STATED EXERCISE → Write the entries below out again exactly; any picture in them stays out.
━━━ RAW DATA
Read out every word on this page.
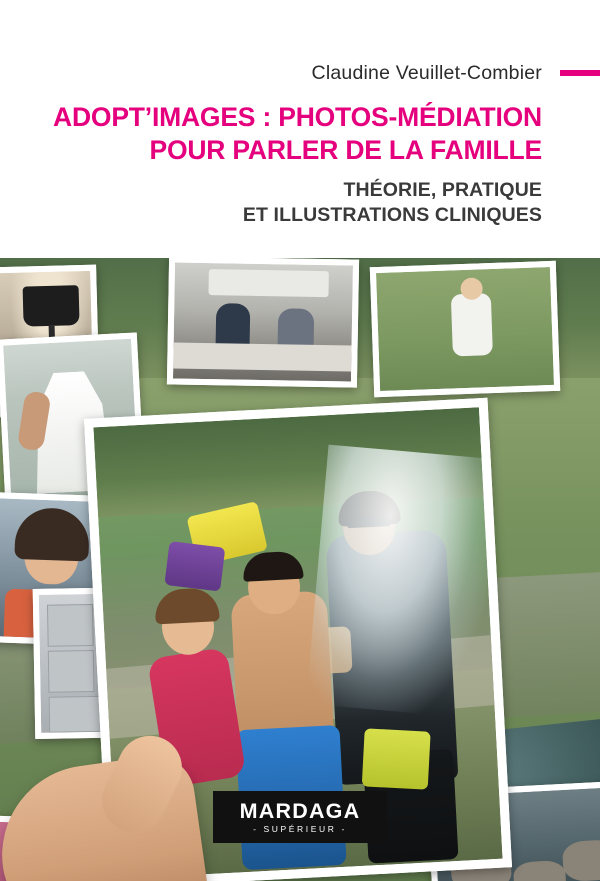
Claudine Veuillet-Combier
ADOPT’IMAGES : PHOTOS-MÉDIATION
POUR PARLER DE LA FAMILLE
THÉORIE, PRATIQUE
ET ILLUSTRATIONS CLINIQUES
MARDAGA
- SUPÉRIEUR -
━━━━━━
WRITTEN SOLUTION →
Read out every word on this page.
Claudine Veuillet-Combier
ADOPT’IMAGES : PHOTOS-MÉDIATION
POUR PARLER DE LA FAMILLE
THÉORIE, PRATIQUE
ET ILLUSTRATIONS CLINIQUES
MARDAGA
- SUPÉRIEUR -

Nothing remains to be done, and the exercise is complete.